■ TASK INSTRUCTIONS
Filter this data down to the lines that hold "JSON", and copy them.

— BEGIN ENTRIES SUPPLIED —

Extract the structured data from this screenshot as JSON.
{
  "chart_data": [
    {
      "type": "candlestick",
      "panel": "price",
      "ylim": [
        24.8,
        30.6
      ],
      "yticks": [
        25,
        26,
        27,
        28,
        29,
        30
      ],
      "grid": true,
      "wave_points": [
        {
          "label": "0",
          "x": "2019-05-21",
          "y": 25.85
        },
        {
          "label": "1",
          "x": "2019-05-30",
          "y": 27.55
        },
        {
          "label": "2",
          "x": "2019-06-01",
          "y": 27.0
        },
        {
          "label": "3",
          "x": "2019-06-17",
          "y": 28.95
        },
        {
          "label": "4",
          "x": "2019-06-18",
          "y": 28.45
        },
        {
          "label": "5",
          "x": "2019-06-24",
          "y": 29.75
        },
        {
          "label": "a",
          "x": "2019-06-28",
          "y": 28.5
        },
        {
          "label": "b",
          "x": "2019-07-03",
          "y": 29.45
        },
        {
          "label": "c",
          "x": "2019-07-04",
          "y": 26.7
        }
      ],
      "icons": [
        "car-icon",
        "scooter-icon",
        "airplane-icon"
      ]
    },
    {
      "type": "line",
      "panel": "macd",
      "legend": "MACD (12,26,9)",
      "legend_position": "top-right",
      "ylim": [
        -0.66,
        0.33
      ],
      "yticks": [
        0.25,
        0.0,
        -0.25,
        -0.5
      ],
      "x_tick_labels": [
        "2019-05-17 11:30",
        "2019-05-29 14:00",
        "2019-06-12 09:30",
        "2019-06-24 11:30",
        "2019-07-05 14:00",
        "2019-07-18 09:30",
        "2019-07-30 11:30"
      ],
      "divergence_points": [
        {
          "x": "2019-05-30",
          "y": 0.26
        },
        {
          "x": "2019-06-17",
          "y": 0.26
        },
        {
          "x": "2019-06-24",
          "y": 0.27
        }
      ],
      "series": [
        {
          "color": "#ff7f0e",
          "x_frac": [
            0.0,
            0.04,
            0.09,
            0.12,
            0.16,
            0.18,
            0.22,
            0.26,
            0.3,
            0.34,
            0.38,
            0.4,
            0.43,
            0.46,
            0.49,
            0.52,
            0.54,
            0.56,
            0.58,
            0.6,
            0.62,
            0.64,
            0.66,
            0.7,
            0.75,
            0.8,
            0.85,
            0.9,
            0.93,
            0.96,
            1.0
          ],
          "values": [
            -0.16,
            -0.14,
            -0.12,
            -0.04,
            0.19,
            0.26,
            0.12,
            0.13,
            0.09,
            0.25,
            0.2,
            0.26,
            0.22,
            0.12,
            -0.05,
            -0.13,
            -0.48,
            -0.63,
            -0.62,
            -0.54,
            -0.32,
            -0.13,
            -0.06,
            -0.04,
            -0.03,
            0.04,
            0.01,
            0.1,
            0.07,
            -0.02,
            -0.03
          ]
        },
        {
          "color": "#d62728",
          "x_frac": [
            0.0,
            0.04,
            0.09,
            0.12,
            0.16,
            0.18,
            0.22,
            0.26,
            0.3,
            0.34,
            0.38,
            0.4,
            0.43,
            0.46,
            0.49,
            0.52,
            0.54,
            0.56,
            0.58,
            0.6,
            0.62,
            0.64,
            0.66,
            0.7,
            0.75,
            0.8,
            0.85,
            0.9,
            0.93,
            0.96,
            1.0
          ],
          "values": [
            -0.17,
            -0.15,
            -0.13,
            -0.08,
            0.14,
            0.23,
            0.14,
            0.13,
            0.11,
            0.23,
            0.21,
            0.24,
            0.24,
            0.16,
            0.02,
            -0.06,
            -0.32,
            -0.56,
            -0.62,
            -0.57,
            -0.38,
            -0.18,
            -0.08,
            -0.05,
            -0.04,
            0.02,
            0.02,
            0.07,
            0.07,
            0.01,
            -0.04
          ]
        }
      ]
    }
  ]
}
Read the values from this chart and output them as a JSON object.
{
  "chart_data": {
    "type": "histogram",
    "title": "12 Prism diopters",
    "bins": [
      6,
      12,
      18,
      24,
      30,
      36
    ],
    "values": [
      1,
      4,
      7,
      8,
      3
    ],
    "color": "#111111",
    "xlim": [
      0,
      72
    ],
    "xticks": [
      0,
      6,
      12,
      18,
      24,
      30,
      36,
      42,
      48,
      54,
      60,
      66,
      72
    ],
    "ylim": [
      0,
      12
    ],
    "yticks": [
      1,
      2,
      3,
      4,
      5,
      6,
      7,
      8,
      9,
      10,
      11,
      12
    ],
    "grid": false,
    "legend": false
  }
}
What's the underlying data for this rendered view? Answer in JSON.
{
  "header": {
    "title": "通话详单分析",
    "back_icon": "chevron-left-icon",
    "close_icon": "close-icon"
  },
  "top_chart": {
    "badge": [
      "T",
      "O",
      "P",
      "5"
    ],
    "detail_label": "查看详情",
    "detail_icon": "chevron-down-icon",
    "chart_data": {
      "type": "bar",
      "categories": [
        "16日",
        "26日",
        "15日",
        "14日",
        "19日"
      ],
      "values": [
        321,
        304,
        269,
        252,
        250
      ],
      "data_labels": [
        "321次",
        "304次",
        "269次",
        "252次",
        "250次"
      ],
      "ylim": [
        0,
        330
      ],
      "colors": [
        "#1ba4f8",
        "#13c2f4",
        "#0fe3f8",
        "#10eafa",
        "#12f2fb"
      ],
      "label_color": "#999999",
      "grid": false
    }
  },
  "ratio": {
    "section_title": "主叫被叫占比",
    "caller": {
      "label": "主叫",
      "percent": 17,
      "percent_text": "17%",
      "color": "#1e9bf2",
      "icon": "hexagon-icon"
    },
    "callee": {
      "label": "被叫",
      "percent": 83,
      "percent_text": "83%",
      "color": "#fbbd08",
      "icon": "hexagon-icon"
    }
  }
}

— END ENTRIES SUPPLIED —

■ SOLVED EXERCISE
Extract the structured data from this screenshot as JSON.
Read the values from this chart and output them as a JSON object.
What's the underlying data for this rendered view? Answer in JSON.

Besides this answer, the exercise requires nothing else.